* _Work required_:
Look through the material below for "marker". Copy every line that contains it.

──────

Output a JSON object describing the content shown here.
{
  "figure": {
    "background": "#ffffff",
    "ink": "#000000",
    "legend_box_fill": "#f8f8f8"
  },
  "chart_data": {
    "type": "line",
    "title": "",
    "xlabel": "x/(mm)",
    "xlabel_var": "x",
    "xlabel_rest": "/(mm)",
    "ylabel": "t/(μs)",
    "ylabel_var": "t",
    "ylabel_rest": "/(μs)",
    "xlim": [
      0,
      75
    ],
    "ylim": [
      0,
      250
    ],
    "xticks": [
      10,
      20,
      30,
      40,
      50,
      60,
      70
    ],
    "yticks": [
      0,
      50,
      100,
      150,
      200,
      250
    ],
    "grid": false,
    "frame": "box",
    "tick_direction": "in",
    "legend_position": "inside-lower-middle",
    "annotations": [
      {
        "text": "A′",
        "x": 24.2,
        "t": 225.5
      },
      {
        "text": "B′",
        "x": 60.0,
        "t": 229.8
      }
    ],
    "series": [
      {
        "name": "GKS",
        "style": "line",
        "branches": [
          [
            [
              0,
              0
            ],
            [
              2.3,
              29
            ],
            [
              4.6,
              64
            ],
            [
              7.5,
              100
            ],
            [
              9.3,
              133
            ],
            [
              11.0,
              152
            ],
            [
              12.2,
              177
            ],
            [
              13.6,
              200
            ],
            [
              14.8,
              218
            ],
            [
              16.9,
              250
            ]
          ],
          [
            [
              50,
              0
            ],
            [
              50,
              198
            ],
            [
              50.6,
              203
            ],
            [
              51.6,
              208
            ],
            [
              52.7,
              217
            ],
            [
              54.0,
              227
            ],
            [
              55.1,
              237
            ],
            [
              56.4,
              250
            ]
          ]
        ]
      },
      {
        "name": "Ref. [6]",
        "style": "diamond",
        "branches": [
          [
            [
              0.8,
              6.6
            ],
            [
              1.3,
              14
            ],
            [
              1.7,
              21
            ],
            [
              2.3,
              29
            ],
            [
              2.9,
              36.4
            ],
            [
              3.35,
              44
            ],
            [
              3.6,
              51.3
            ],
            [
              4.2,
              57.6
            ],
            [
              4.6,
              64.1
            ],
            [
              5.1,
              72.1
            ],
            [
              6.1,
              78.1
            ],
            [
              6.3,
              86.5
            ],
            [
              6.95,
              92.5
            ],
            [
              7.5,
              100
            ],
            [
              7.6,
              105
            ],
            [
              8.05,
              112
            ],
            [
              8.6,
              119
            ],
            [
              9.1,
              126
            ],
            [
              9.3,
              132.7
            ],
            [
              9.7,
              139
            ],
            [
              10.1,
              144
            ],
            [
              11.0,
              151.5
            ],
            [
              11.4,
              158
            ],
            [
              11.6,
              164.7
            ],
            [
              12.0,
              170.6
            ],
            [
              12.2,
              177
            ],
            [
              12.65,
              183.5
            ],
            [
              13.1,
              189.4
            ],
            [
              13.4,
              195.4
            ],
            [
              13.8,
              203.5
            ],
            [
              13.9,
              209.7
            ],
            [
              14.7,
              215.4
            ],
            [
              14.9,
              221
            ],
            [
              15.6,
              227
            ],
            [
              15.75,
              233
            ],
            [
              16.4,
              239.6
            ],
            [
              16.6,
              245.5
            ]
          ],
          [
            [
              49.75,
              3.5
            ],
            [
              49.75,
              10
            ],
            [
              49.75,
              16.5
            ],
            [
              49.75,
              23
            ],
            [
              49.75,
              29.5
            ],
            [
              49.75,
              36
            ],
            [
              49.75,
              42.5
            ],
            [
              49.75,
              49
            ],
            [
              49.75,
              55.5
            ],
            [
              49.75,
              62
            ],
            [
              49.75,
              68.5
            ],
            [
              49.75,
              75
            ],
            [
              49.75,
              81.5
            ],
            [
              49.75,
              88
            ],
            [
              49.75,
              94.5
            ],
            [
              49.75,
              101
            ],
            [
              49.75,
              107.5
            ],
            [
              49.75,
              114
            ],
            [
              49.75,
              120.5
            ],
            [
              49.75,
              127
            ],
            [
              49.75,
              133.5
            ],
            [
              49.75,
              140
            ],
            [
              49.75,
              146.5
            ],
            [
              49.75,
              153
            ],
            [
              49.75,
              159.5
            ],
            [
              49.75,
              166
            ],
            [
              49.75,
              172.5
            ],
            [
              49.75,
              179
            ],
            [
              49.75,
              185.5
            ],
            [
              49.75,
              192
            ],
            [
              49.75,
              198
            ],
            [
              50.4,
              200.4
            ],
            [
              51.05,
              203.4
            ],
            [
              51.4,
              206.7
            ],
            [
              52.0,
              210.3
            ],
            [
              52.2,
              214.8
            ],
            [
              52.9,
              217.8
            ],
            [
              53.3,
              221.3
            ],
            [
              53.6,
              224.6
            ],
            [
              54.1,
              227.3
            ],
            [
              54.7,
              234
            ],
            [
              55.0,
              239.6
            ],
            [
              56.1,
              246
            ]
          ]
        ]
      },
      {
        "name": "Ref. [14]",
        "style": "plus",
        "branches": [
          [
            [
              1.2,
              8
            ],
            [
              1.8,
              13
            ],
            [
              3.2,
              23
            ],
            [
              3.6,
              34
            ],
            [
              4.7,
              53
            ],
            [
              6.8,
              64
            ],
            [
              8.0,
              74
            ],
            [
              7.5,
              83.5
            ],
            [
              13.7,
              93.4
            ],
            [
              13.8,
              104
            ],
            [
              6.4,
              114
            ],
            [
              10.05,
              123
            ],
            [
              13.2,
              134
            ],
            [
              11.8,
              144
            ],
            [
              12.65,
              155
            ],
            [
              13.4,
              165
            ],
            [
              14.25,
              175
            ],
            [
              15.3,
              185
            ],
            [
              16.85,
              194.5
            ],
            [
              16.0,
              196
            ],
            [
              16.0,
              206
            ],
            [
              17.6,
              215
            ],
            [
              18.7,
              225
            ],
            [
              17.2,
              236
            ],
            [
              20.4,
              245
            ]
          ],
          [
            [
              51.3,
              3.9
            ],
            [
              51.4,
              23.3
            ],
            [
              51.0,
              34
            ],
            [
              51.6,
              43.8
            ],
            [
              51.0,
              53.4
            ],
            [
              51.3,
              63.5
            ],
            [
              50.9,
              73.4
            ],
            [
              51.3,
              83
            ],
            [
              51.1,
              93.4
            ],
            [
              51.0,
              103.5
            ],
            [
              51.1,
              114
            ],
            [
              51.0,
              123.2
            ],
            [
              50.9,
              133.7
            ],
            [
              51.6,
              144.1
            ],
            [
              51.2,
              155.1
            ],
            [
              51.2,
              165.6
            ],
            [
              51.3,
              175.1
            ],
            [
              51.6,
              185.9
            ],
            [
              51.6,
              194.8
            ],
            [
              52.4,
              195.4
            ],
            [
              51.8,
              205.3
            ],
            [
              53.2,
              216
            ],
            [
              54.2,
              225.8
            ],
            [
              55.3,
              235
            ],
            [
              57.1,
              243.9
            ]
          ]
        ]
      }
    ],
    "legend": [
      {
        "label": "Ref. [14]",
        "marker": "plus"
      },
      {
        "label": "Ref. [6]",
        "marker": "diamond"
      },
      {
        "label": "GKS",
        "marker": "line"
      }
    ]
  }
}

──────

* _Solution_:
        "marker": "plus"
        "marker": "diamond"
        "marker": "line"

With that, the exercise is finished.